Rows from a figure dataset
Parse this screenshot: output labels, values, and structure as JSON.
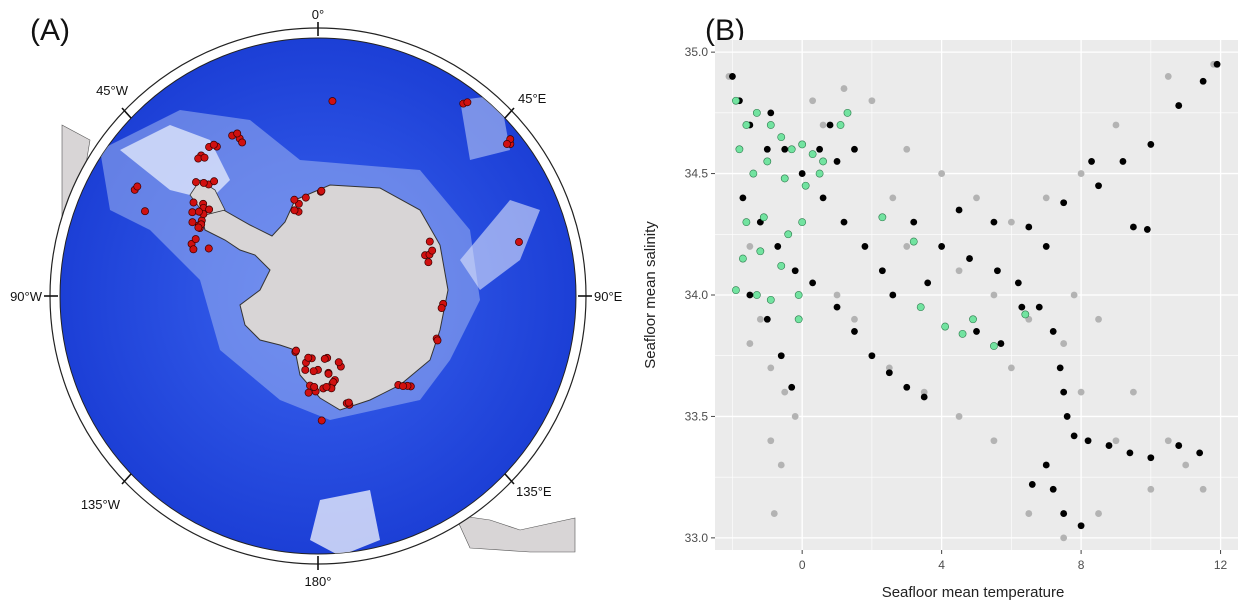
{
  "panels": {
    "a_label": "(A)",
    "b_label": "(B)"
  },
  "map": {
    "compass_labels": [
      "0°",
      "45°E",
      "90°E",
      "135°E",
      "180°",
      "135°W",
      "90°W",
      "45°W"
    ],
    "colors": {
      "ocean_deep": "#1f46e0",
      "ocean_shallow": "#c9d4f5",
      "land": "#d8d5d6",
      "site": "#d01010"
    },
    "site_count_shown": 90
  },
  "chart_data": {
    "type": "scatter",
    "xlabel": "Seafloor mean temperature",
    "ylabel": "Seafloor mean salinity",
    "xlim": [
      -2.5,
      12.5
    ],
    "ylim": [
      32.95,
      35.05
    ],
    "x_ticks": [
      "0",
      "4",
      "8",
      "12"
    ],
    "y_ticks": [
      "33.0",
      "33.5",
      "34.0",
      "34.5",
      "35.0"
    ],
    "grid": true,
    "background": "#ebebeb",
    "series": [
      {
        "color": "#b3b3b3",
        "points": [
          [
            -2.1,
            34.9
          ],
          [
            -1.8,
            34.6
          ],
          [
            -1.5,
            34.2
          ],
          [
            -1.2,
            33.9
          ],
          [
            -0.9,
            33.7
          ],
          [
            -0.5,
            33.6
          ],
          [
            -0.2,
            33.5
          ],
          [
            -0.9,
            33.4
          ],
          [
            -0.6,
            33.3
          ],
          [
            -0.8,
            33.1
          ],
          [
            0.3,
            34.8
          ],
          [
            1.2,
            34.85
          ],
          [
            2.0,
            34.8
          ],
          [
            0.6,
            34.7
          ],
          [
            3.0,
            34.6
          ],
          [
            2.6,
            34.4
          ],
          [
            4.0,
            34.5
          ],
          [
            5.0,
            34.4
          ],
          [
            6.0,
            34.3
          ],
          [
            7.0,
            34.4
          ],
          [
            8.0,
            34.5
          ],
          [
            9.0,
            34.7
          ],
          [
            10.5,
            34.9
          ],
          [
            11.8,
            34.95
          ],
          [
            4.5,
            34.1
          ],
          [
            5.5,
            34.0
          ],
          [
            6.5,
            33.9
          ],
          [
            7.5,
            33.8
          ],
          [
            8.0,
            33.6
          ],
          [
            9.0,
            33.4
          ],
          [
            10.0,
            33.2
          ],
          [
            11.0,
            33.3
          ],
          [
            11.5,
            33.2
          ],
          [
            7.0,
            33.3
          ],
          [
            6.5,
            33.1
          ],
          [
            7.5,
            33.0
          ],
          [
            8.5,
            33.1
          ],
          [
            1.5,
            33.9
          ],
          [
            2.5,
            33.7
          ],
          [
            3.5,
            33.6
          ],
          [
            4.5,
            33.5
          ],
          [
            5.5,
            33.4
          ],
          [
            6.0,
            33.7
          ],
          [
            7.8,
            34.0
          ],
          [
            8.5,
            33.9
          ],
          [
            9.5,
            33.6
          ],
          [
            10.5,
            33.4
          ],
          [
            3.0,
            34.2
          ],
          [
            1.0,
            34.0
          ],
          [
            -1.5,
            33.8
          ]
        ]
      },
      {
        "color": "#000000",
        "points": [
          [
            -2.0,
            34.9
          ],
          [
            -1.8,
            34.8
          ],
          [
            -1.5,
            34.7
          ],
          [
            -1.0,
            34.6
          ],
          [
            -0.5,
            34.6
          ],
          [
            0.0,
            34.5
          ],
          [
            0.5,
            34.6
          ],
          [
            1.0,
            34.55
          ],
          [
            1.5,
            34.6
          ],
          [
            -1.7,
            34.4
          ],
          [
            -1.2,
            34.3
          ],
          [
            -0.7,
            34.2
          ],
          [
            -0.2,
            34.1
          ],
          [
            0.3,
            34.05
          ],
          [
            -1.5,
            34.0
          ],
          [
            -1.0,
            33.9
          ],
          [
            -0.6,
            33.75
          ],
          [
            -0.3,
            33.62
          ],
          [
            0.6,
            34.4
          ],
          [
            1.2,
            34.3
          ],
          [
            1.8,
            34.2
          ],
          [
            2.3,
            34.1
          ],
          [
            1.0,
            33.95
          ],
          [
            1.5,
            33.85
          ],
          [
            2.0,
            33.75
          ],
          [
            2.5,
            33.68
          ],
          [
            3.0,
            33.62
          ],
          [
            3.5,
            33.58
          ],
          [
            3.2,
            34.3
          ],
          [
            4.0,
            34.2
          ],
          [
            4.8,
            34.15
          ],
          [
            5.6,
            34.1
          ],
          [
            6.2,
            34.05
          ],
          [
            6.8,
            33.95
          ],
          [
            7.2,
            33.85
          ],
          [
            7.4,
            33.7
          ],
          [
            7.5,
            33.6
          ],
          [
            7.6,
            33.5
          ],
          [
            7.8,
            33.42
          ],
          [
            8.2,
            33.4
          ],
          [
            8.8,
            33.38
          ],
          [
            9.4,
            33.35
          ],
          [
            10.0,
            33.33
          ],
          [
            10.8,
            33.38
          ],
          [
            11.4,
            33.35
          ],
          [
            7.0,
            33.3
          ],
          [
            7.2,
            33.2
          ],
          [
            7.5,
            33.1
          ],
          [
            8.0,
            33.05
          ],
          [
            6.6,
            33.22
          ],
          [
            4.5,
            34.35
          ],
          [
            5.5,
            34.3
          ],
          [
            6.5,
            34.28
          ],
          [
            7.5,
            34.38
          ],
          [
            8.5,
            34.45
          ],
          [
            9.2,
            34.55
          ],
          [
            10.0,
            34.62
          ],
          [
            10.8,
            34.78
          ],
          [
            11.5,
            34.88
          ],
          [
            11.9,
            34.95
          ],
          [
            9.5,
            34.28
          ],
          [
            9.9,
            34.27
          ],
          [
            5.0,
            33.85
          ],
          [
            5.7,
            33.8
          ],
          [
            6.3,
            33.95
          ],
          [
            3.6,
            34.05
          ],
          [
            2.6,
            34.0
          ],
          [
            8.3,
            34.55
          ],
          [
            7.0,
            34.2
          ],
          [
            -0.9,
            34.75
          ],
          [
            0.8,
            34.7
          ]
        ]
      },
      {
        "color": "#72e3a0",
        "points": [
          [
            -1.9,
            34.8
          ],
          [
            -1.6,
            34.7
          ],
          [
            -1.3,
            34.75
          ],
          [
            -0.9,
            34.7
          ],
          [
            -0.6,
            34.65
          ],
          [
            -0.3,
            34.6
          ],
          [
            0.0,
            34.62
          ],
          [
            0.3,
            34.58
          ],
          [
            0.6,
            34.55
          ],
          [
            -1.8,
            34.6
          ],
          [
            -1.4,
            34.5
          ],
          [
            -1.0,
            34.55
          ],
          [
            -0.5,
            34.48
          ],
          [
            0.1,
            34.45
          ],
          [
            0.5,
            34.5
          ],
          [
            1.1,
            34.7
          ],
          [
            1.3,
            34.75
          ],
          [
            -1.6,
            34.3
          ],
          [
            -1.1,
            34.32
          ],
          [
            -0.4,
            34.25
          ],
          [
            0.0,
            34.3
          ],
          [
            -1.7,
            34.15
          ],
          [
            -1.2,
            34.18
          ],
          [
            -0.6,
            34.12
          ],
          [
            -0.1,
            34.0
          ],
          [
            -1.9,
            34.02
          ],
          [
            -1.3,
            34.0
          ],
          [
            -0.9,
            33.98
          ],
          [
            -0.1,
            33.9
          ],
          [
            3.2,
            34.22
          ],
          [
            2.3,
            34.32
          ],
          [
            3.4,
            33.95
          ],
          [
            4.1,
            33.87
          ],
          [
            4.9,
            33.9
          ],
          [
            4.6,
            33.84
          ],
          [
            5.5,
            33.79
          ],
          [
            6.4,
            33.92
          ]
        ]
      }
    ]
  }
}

* * *

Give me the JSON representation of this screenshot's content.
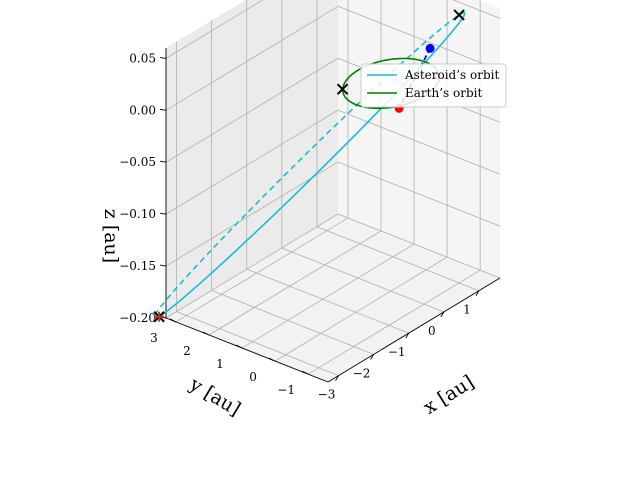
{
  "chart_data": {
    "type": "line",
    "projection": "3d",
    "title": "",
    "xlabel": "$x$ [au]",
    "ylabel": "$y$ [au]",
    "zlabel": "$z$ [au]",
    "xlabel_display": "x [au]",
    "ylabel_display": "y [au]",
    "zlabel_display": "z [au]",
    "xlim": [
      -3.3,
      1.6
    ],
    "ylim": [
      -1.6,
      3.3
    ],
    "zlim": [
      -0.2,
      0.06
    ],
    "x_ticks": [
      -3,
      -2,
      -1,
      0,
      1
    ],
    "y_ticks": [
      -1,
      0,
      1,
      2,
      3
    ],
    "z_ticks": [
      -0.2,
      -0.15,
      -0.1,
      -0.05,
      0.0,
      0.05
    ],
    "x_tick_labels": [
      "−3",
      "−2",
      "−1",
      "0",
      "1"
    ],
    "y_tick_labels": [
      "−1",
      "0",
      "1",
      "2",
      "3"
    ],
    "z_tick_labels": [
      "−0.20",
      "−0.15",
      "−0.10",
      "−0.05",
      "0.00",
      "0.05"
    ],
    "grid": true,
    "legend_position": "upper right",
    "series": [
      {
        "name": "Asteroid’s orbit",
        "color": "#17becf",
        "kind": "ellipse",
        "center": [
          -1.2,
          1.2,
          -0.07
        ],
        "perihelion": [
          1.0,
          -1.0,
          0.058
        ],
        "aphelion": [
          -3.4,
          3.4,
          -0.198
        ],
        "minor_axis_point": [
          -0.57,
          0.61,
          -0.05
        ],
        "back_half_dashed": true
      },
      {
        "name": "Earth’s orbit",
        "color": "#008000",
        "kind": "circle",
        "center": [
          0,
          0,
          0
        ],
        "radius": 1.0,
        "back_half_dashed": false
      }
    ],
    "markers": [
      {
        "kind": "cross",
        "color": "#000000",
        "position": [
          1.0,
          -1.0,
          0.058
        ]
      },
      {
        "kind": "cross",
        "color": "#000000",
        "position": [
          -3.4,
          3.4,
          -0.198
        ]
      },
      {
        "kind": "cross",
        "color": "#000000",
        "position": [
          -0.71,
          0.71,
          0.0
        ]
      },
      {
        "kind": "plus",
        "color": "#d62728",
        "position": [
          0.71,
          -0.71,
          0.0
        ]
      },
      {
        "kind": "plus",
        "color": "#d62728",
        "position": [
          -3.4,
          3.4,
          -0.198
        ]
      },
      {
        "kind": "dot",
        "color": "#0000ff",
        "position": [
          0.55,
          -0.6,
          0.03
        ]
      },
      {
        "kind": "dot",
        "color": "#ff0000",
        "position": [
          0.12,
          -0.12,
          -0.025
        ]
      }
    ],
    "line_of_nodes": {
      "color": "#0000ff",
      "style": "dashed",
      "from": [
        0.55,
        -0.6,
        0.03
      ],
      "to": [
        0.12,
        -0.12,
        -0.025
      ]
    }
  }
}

:: PROBLEM DESCRIPTION ::
Copy whichever lines in the listing above contain the word "mean".

:: CORRECT RESPONSE ::
    "xlabel": "Seafloor mean temperature",
    "ylabel": "Seafloor mean salinity",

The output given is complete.